**TASK BRIEF**
Below is a listing; reproduce each line of it exactly.

**DATA PROVIDED**
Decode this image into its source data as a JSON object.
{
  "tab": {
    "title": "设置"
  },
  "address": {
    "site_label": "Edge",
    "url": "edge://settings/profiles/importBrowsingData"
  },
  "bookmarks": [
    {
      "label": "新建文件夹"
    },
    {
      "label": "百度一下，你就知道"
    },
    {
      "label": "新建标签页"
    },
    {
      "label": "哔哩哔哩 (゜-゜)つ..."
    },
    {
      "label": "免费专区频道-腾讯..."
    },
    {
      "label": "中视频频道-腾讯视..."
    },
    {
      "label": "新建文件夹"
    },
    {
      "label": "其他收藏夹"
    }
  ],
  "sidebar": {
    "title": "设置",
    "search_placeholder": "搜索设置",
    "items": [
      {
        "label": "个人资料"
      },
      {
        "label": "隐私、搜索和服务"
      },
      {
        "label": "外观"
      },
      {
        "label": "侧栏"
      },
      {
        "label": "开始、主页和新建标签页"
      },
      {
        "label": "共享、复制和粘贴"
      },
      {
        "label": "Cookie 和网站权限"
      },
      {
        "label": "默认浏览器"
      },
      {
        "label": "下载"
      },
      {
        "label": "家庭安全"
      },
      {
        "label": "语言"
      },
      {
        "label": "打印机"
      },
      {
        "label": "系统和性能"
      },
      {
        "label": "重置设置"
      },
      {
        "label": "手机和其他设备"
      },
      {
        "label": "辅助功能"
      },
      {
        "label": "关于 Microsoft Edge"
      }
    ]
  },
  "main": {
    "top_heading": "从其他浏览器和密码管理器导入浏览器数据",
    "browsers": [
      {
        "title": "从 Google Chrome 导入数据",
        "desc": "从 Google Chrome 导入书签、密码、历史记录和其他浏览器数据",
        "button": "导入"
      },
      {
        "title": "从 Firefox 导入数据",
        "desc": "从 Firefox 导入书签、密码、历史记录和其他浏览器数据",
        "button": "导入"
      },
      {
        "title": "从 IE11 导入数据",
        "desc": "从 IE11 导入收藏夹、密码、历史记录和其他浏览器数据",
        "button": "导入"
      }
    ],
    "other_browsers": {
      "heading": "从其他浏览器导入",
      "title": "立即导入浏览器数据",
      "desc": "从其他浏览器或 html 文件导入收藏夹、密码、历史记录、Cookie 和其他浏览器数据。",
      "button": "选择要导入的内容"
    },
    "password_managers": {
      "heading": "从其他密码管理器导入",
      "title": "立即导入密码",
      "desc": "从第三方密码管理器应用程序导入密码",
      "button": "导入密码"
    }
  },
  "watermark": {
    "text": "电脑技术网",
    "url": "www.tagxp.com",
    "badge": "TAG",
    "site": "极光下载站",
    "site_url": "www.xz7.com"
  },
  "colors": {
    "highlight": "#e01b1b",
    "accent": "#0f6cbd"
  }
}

**EXERCISE RESPONSE**
Decode this image into its source data as a JSON object.
{
  "tab": {
    "title": "设置"
  },
  "address": {
    "site_label": "Edge",
    "url": "edge://settings/profiles/importBrowsingData"
  },
  "bookmarks": [
    {
      "label": "新建文件夹"
    },
    {
      "label": "百度一下，你就知道"
    },
    {
      "label": "新建标签页"
    },
    {
      "label": "哔哩哔哩 (゜-゜)つ..."
    },
    {
      "label": "免费专区频道-腾讯..."
    },
    {
      "label": "中视频频道-腾讯视..."
    },
    {
      "label": "新建文件夹"
    },
    {
      "label": "其他收藏夹"
    }
  ],
  "sidebar": {
    "title": "设置",
    "search_placeholder": "搜索设置",
    "items": [
      {
        "label": "个人资料"
      },
      {
        "label": "隐私、搜索和服务"
      },
      {
        "label": "外观"
      },
      {
        "label": "侧栏"
      },
      {
        "label": "开始、主页和新建标签页"
      },
      {
        "label": "共享、复制和粘贴"
      },
      {
        "label": "Cookie 和网站权限"
      },
      {
        "label": "默认浏览器"
      },
      {
        "label": "下载"
      },
      {
        "label": "家庭安全"
      },
      {
        "label": "语言"
      },
      {
        "label": "打印机"
      },
      {
        "label": "系统和性能"
      },
      {
        "label": "重置设置"
      },
      {
        "label": "手机和其他设备"
      },
      {
        "label": "辅助功能"
      },
      {
        "label": "关于 Microsoft Edge"
      }
    ]
  },
  "main": {
    "top_heading": "从其他浏览器和密码管理器导入浏览器数据",
    "browsers": [
      {
        "title": "从 Google Chrome 导入数据",
        "desc": "从 Google Chrome 导入书签、密码、历史记录和其他浏览器数据",
        "button": "导入"
      },
      {
        "title": "从 Firefox 导入数据",
        "desc": "从 Firefox 导入书签、密码、历史记录和其他浏览器数据",
        "button": "导入"
      },
      {
        "title": "从 IE11 导入数据",
        "desc": "从 IE11 导入收藏夹、密码、历史记录和其他浏览器数据",
        "button": "导入"
      }
    ],
    "other_browsers": {
      "heading": "从其他浏览器导入",
      "title": "立即导入浏览器数据",
      "desc": "从其他浏览器或 html 文件导入收藏夹、密码、历史记录、Cookie 和其他浏览器数据。",
      "button": "选择要导入的内容"
    },
    "password_managers": {
      "heading": "从其他密码管理器导入",
      "title": "立即导入密码",
      "desc": "从第三方密码管理器应用程序导入密码",
      "button": "导入密码"
    }
  },
  "watermark": {
    "text": "电脑技术网",
    "url": "www.tagxp.com",
    "badge": "TAG",
    "site": "极光下载站",
    "site_url": "www.xz7.com"
  },
  "colors": {
    "highlight": "#e01b1b",
    "accent": "#0f6cbd"
  }
}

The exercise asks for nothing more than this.